→ Excerpted data
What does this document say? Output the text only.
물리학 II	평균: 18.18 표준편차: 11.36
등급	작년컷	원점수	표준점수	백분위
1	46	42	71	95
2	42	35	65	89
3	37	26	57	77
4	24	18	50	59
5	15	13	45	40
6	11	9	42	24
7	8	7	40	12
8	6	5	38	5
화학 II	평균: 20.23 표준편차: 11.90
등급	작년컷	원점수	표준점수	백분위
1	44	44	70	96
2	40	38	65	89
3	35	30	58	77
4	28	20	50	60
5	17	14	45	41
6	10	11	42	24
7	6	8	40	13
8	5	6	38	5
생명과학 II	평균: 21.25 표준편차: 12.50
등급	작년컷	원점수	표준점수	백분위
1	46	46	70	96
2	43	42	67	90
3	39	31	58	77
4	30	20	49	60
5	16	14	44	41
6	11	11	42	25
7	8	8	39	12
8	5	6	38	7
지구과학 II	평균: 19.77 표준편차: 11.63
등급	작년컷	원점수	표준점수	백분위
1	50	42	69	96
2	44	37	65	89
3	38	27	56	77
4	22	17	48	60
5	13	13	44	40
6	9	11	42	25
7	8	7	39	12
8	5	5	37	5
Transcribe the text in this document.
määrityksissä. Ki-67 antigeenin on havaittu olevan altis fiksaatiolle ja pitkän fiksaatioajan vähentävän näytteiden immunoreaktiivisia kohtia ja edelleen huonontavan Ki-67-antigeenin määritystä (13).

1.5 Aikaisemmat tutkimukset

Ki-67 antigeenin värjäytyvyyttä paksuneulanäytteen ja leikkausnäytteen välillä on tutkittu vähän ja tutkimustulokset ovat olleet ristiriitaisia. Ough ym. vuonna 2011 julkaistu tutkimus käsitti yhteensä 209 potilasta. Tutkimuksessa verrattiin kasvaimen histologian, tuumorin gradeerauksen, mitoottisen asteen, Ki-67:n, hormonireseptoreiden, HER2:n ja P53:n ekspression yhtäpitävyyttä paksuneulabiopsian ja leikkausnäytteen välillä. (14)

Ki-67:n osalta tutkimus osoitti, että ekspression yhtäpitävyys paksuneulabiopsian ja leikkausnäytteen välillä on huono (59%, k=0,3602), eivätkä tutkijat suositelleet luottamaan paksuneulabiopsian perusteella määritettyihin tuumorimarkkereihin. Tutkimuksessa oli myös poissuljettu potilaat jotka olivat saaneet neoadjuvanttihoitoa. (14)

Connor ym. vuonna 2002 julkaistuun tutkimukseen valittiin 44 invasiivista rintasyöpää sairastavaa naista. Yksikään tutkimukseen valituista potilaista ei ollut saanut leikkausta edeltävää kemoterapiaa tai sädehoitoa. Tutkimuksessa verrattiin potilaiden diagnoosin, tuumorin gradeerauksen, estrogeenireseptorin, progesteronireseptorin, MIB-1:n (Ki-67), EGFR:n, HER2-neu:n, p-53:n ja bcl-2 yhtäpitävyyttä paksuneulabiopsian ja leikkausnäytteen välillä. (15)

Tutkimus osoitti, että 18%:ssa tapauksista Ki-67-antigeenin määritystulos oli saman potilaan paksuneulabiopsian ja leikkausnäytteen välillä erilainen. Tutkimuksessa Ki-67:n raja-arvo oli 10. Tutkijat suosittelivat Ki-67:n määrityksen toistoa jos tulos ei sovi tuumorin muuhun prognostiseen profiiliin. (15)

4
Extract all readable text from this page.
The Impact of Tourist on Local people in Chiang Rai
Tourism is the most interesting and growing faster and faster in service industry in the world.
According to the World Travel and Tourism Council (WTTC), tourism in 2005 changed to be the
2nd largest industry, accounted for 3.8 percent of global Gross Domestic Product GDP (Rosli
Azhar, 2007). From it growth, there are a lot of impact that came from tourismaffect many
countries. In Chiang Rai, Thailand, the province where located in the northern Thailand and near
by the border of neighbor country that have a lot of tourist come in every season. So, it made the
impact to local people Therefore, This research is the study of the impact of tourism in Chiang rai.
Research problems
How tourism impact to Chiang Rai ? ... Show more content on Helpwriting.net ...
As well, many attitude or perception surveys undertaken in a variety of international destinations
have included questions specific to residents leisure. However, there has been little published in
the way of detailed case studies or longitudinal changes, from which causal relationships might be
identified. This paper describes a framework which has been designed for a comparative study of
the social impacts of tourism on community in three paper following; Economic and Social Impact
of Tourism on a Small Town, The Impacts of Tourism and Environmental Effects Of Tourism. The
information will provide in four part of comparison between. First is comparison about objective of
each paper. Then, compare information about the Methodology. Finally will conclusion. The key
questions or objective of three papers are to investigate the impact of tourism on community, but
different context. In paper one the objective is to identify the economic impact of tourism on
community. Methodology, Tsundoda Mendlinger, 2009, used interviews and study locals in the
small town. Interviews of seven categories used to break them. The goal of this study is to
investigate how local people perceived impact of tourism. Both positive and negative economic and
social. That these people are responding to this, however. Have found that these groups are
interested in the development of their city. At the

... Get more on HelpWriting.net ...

→ What is needed
Tally the lines of the data that contain the string "many" and report the total alone.

→ Task answer
2